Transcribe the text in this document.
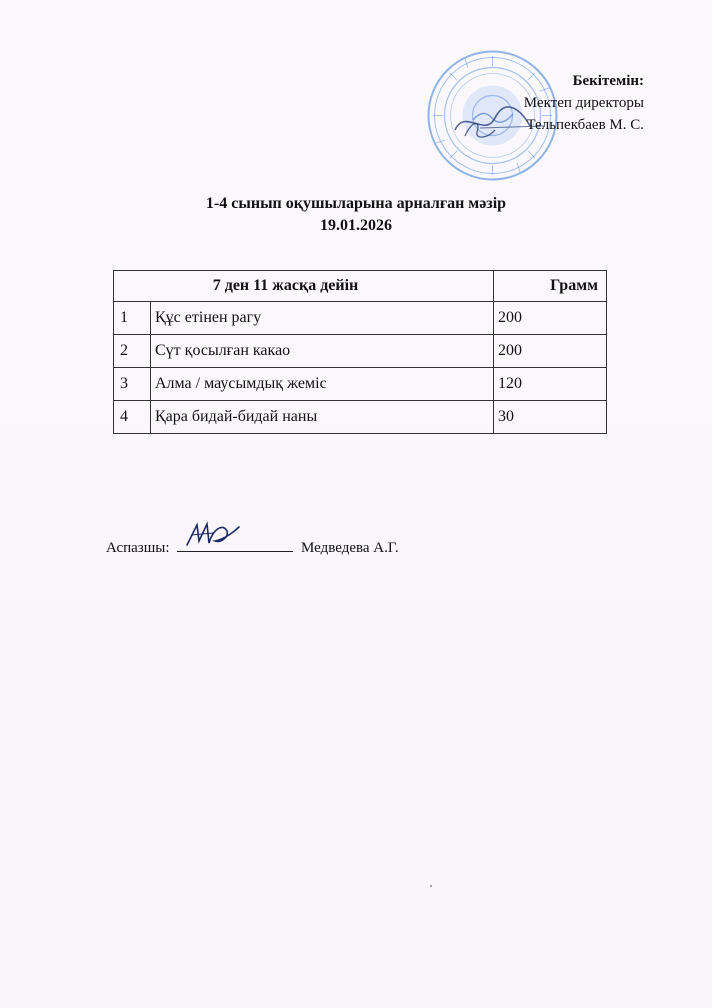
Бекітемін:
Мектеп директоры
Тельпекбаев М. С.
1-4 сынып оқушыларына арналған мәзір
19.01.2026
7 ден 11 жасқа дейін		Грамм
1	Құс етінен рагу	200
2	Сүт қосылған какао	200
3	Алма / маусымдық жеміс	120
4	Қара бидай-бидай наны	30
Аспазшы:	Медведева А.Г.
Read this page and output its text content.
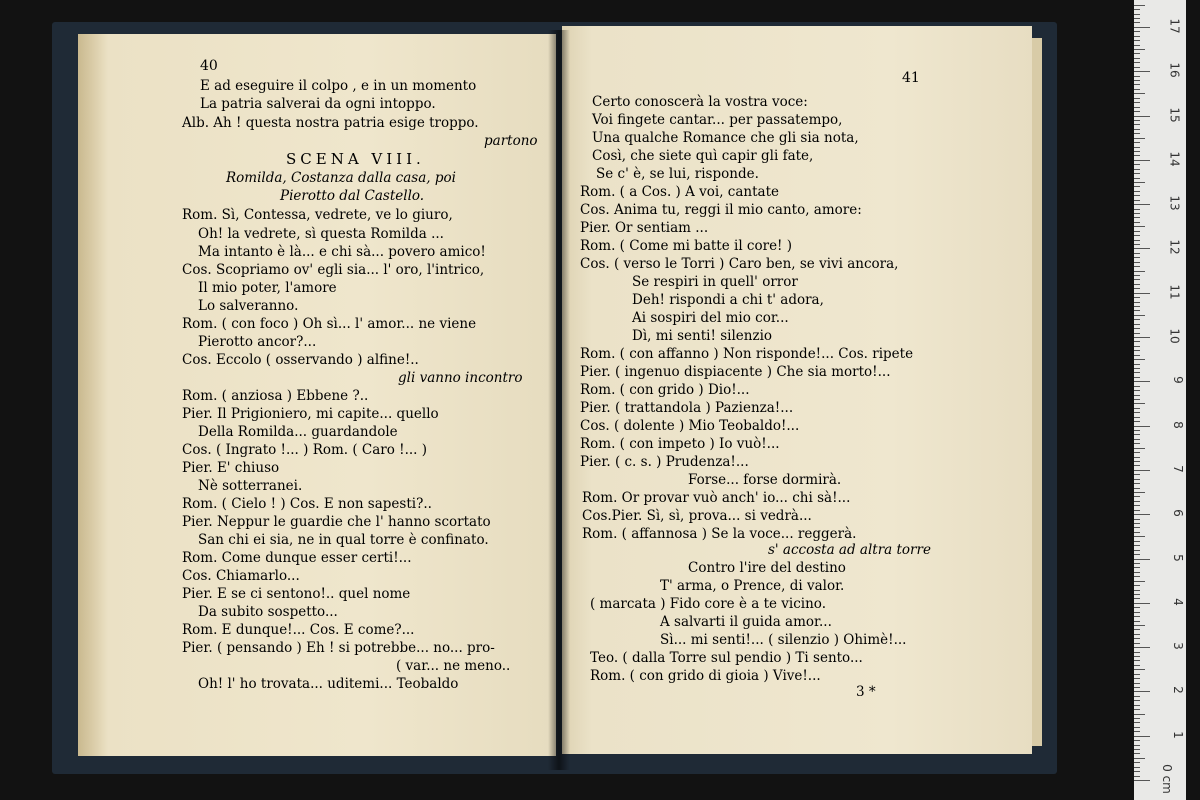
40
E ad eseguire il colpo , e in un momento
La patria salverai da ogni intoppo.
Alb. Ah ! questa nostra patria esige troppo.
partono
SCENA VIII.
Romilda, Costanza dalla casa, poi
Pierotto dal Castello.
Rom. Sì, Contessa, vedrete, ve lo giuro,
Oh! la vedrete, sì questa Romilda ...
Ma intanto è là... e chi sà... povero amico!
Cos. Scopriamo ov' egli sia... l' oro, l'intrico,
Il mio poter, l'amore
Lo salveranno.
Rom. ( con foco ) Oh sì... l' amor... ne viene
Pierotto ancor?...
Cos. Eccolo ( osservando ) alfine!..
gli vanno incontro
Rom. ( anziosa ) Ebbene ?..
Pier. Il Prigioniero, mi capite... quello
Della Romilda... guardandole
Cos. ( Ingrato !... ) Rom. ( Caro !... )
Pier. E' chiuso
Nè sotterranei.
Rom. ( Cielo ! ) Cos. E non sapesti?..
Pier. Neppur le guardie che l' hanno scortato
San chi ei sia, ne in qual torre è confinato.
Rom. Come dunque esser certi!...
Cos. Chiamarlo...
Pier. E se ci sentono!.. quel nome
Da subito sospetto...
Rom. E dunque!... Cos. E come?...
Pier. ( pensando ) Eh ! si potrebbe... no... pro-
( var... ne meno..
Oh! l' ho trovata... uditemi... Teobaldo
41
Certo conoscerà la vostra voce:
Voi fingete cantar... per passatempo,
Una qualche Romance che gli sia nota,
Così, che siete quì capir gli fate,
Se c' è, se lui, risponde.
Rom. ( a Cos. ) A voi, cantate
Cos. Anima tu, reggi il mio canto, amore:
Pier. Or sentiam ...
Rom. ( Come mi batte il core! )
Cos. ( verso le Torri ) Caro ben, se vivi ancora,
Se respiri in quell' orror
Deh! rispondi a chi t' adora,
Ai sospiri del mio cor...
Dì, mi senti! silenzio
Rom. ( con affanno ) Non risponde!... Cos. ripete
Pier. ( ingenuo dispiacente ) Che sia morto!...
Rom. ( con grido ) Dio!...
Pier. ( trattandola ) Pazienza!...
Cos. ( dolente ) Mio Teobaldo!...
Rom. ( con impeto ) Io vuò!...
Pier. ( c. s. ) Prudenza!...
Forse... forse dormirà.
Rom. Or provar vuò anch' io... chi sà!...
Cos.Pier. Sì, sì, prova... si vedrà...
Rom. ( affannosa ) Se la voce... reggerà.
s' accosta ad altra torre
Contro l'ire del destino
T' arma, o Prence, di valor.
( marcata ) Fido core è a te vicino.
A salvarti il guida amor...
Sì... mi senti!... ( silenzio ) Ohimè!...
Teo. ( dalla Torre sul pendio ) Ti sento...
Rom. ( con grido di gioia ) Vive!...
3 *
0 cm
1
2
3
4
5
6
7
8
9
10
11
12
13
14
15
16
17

================

* **Requirement**
Retype every entry verbatim and exclude the pictures from the copy.

* **The response**
Transcribe the text in this document.
Бекітемін:
Мектеп директоры
Тельпекбаев М. С.
1-4 сынып оқушыларына арналған мәзір
19.01.2026
7 ден 11 жасқа дейін		Грамм
1	Құс етінен рагу	200
2	Сүт қосылған какао	200
3	Алма / маусымдық жеміс	120
4	Қара бидай-бидай наны	30
Аспазшы:	Медведева А.Г.
Read this page and output its text content.
40
E ad eseguire il colpo , e in un momento
La patria salverai da ogni intoppo.
Alb. Ah ! questa nostra patria esige troppo.
partono
SCENA VIII.
Romilda, Costanza dalla casa, poi
Pierotto dal Castello.
Rom. Sì, Contessa, vedrete, ve lo giuro,
Oh! la vedrete, sì questa Romilda ...
Ma intanto è là... e chi sà... povero amico!
Cos. Scopriamo ov' egli sia... l' oro, l'intrico,
Il mio poter, l'amore
Lo salveranno.
Rom. ( con foco ) Oh sì... l' amor... ne viene
Pierotto ancor?...
Cos. Eccolo ( osservando ) alfine!..
gli vanno incontro
Rom. ( anziosa ) Ebbene ?..
Pier. Il Prigioniero, mi capite... quello
Della Romilda... guardandole
Cos. ( Ingrato !... ) Rom. ( Caro !... )
Pier. E' chiuso
Nè sotterranei.
Rom. ( Cielo ! ) Cos. E non sapesti?..
Pier. Neppur le guardie che l' hanno scortato
San chi ei sia, ne in qual torre è confinato.
Rom. Come dunque esser certi!...
Cos. Chiamarlo...
Pier. E se ci sentono!.. quel nome
Da subito sospetto...
Rom. E dunque!... Cos. E come?...
Pier. ( pensando ) Eh ! si potrebbe... no... pro-
( var... ne meno..
Oh! l' ho trovata... uditemi... Teobaldo
41
Certo conoscerà la vostra voce:
Voi fingete cantar... per passatempo,
Una qualche Romance che gli sia nota,
Così, che siete quì capir gli fate,
Se c' è, se lui, risponde.
Rom. ( a Cos. ) A voi, cantate
Cos. Anima tu, reggi il mio canto, amore:
Pier. Or sentiam ...
Rom. ( Come mi batte il core! )
Cos. ( verso le Torri ) Caro ben, se vivi ancora,
Se respiri in quell' orror
Deh! rispondi a chi t' adora,
Ai sospiri del mio cor...
Dì, mi senti! silenzio
Rom. ( con affanno ) Non risponde!... Cos. ripete
Pier. ( ingenuo dispiacente ) Che sia morto!...
Rom. ( con grido ) Dio!...
Pier. ( trattandola ) Pazienza!...
Cos. ( dolente ) Mio Teobaldo!...
Rom. ( con impeto ) Io vuò!...
Pier. ( c. s. ) Prudenza!...
Forse... forse dormirà.
Rom. Or provar vuò anch' io... chi sà!...
Cos.Pier. Sì, sì, prova... si vedrà...
Rom. ( affannosa ) Se la voce... reggerà.
s' accosta ad altra torre
Contro l'ire del destino
T' arma, o Prence, di valor.
( marcata ) Fido core è a te vicino.
A salvarti il guida amor...
Sì... mi senti!... ( silenzio ) Ohimè!...
Teo. ( dalla Torre sul pendio ) Ti sento...
Rom. ( con grido di gioia ) Vive!...
3 *
0 cm
1
2
3
4
5
6
7
8
9
10
11
12
13
14
15
16
17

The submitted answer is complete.